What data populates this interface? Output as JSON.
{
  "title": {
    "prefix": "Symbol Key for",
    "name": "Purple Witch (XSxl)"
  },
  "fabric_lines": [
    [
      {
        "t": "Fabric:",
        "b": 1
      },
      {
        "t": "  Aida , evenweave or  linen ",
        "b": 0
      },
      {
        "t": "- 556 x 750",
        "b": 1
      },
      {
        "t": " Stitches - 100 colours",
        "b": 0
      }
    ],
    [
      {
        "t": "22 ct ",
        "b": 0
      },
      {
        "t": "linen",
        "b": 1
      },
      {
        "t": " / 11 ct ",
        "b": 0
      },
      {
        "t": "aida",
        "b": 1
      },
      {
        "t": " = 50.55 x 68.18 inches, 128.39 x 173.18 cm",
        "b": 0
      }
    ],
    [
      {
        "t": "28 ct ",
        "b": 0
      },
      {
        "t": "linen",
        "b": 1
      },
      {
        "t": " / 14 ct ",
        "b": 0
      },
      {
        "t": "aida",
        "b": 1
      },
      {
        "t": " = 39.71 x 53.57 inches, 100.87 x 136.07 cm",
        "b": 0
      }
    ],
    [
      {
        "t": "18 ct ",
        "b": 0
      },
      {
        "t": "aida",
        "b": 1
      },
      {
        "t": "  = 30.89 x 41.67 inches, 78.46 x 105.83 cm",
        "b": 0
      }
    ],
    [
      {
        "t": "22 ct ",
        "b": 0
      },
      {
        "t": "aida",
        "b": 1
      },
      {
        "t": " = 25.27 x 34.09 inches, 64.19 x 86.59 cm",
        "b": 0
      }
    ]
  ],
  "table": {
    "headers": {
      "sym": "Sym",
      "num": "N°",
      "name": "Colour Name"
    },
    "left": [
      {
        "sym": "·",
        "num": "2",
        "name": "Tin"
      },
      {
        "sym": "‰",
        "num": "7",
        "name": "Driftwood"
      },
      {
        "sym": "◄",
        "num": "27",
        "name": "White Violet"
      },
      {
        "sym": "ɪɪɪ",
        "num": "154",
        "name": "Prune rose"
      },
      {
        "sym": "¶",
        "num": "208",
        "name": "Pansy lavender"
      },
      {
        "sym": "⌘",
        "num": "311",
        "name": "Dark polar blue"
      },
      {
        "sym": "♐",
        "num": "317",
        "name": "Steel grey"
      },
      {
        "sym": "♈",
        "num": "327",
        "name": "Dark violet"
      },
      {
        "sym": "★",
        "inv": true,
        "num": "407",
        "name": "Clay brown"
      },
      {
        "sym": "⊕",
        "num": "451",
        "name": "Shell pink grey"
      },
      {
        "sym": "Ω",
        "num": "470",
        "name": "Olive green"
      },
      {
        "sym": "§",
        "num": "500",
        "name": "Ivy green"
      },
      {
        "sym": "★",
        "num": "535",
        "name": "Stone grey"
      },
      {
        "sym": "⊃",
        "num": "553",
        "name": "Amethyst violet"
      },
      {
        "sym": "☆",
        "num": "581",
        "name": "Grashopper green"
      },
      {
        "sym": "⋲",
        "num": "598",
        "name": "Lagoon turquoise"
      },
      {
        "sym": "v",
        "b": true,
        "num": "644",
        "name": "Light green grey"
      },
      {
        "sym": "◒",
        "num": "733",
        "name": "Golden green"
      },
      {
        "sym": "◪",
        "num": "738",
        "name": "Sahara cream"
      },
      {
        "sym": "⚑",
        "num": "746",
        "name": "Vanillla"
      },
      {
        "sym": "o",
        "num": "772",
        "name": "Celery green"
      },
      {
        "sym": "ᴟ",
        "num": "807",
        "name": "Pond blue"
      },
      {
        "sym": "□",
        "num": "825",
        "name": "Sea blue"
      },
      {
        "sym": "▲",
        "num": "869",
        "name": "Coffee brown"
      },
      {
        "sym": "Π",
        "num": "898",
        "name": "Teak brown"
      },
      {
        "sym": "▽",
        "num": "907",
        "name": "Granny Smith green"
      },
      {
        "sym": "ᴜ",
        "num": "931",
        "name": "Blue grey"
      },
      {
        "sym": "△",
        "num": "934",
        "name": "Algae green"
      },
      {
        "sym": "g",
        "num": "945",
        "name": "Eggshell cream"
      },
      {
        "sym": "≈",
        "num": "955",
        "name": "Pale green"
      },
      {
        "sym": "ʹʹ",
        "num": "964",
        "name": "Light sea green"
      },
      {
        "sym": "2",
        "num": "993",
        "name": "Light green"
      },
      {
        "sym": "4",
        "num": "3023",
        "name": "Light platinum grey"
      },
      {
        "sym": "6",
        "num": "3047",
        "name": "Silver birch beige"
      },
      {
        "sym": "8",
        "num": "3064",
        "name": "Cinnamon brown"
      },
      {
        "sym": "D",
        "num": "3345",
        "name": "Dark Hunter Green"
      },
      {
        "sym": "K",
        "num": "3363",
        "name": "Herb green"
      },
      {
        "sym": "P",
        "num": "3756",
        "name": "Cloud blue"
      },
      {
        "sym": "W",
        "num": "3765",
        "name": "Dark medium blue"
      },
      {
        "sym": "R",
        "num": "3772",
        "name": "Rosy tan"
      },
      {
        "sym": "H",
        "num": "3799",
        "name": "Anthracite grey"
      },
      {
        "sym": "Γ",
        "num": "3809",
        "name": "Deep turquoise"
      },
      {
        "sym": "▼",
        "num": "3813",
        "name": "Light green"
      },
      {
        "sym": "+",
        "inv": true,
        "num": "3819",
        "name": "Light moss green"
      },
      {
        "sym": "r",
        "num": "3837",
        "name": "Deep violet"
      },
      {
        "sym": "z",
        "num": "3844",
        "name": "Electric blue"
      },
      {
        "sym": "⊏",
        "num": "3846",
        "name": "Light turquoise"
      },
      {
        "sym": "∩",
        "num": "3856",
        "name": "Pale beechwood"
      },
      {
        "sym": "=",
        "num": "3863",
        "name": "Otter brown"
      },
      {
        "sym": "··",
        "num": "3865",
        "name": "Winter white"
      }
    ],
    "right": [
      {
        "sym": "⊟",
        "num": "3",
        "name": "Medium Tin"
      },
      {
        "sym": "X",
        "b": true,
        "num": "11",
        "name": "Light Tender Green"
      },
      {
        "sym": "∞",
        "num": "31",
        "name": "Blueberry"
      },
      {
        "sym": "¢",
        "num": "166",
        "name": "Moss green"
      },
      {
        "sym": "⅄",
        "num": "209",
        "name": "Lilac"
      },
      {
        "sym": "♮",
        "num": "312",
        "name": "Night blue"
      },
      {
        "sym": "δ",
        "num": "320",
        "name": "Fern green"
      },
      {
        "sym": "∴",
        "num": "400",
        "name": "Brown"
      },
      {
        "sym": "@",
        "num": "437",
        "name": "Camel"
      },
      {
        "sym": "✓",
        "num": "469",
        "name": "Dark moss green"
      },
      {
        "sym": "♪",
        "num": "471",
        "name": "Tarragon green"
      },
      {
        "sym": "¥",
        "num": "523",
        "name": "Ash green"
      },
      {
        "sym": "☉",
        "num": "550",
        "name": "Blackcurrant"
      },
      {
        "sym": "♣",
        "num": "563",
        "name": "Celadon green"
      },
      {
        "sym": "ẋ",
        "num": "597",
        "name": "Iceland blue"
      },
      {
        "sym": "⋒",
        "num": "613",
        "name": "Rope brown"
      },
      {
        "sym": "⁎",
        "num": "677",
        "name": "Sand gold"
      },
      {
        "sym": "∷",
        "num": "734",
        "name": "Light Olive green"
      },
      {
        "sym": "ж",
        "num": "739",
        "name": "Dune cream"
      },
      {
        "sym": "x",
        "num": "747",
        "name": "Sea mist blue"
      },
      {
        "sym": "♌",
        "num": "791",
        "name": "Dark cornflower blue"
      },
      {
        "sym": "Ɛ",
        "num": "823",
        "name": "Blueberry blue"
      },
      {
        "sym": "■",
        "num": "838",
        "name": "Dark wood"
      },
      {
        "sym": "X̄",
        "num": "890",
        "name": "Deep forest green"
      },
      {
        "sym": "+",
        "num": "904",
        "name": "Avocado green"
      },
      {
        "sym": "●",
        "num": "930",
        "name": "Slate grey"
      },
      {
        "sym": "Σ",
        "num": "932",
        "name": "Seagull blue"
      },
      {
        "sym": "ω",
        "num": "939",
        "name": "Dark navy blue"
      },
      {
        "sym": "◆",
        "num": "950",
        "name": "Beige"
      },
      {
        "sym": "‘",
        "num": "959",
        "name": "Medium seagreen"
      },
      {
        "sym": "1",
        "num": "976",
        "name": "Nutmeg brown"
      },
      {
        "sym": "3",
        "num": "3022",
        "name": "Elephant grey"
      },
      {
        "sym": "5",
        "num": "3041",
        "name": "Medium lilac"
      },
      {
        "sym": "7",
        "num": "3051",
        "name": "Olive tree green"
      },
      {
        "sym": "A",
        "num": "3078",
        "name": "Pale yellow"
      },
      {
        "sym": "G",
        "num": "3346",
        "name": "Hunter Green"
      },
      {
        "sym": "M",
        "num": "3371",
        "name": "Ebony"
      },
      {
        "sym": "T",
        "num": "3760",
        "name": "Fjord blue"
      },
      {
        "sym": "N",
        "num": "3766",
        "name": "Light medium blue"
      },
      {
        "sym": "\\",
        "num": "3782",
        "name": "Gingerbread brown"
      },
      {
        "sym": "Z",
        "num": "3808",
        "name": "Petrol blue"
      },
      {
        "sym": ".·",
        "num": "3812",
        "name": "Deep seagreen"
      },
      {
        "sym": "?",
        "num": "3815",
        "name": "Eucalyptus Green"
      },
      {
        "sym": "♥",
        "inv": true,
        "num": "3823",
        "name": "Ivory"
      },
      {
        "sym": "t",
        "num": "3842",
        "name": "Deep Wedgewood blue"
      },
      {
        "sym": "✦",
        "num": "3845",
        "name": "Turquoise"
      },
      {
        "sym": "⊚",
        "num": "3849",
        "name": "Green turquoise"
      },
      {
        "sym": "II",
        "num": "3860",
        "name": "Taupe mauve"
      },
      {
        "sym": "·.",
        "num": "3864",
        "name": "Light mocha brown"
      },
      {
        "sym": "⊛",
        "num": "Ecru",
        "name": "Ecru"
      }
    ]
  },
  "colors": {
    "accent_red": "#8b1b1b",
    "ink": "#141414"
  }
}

_Task directions:_ Locate the word "Olive" in the records and collect each line it appears in.

_Task solution:_
        "name": "Olive green"
        "name": "Light Olive green"
        "name": "Olive tree green"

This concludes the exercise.